→ Goal of the exercise
Which lines in the records below contain the word "positives"? Copy each one out.

→ Entries provided

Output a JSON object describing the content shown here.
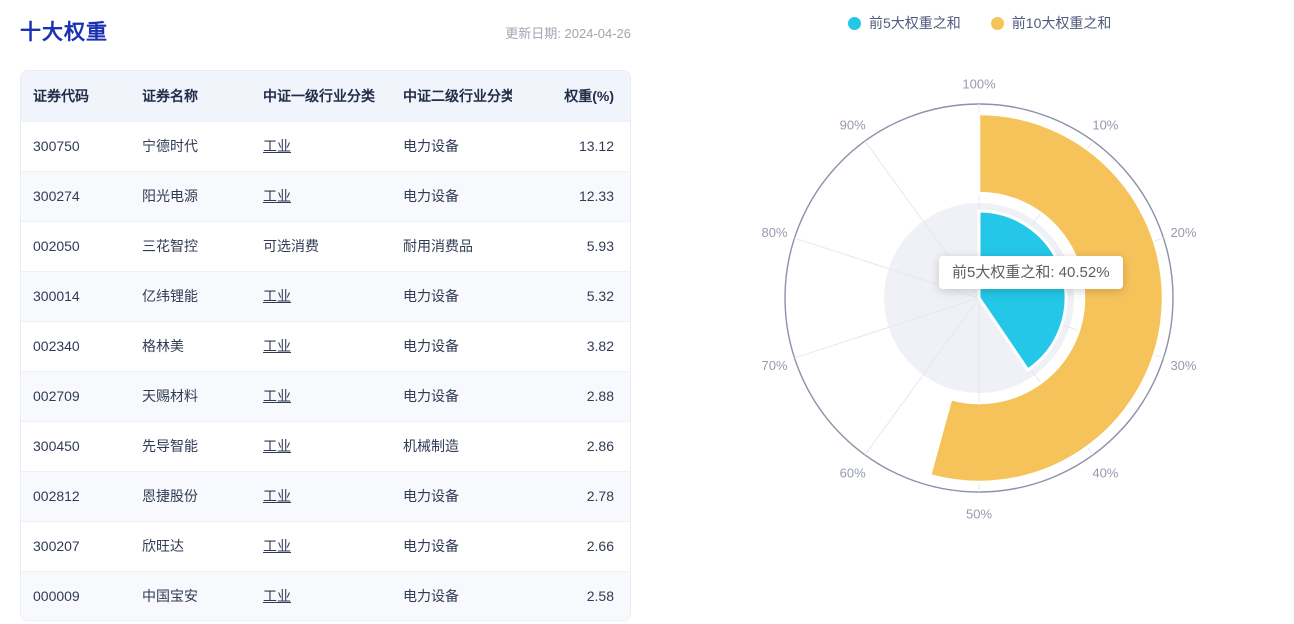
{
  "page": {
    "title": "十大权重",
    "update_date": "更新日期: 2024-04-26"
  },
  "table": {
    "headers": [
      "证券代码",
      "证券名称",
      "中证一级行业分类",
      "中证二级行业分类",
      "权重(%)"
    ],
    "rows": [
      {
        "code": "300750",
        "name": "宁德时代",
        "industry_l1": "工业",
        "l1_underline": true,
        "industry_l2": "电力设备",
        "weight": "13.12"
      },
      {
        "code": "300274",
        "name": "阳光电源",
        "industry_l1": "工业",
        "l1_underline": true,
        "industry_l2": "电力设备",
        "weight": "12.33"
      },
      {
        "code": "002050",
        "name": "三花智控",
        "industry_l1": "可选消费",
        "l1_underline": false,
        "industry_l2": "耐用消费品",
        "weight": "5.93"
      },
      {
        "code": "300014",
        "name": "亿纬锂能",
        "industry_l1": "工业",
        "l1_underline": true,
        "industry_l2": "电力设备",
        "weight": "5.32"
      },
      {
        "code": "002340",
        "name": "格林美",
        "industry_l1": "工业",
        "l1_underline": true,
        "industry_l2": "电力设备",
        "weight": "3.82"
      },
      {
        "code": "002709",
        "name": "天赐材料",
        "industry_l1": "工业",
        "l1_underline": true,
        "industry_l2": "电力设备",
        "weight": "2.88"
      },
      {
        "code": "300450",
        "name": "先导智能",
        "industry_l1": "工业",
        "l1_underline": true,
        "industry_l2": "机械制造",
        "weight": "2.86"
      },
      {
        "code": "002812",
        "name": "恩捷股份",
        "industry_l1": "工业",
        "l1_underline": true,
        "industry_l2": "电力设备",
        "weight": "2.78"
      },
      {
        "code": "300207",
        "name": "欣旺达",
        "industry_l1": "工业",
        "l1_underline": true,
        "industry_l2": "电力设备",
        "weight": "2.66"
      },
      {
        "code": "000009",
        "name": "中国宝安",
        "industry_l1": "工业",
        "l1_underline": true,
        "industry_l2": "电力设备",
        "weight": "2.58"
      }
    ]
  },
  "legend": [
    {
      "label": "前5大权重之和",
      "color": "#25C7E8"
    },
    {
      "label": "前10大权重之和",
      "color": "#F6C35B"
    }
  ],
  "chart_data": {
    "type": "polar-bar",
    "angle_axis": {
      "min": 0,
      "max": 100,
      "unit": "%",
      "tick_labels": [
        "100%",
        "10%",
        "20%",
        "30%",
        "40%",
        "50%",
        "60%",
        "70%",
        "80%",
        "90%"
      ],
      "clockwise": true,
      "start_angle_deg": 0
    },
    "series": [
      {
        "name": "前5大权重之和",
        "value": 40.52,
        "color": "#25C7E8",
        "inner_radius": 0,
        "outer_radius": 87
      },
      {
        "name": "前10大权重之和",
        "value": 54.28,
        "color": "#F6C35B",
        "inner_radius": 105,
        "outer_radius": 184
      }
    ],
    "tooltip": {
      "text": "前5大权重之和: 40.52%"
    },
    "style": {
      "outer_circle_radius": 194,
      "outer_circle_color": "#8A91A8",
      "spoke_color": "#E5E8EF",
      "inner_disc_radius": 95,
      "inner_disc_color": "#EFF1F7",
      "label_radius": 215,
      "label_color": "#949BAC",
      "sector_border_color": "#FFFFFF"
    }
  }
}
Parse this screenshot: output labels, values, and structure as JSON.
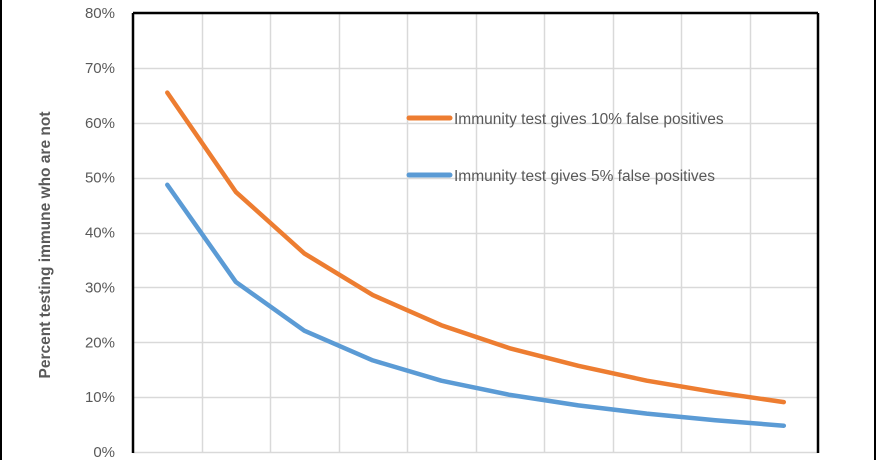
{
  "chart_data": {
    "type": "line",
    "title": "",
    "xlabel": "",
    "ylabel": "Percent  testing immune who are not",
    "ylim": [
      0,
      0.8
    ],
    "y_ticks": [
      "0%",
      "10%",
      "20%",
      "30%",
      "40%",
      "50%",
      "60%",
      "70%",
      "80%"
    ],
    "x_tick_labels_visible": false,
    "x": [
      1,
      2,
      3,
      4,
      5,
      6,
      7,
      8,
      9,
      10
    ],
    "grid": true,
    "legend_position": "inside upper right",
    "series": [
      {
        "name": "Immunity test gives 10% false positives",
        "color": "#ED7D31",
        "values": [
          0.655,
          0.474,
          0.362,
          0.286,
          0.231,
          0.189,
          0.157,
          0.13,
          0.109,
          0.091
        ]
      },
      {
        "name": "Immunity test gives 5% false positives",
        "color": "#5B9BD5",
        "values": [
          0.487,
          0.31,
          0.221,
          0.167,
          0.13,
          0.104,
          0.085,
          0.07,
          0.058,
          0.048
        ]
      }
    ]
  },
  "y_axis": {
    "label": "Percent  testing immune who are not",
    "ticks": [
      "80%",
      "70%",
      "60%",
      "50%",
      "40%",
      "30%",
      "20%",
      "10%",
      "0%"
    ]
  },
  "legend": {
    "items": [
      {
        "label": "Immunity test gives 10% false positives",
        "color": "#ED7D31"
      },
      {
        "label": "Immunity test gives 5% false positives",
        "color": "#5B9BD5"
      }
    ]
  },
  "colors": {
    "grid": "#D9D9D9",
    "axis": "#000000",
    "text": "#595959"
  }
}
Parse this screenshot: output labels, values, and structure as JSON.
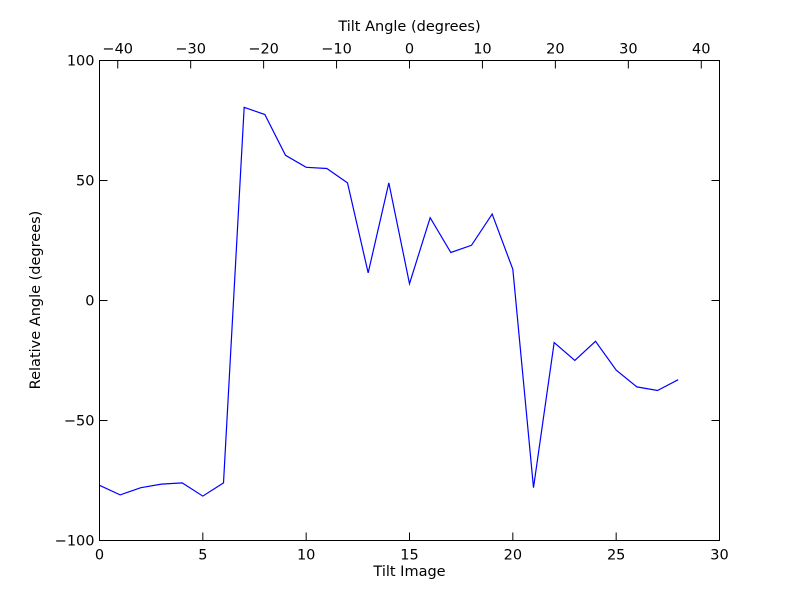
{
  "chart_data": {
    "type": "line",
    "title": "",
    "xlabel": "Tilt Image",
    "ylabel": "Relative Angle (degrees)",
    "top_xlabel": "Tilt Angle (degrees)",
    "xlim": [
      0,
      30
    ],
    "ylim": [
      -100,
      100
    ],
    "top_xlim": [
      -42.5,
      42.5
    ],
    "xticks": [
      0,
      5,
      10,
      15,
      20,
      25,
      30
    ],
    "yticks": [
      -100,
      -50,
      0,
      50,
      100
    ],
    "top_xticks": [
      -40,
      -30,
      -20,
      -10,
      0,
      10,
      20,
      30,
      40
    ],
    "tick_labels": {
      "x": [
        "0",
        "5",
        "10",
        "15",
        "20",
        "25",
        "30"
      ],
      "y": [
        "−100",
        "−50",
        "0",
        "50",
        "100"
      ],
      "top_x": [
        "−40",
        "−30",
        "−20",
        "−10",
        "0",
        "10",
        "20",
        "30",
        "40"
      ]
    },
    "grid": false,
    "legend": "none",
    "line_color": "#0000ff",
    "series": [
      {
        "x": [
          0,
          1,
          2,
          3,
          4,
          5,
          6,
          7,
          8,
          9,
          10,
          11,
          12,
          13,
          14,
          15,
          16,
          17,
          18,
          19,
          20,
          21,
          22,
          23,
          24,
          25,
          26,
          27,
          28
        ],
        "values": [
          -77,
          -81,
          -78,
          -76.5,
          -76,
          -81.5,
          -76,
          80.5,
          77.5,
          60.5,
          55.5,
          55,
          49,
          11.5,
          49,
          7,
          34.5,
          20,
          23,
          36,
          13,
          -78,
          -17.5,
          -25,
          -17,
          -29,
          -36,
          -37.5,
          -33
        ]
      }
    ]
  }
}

→ Written answer
        "name": "Immunity test gives 10% false positives",
        "name": "Immunity test gives 5% false positives",
        "label": "Immunity test gives 10% false positives",
        "label": "Immunity test gives 5% false positives",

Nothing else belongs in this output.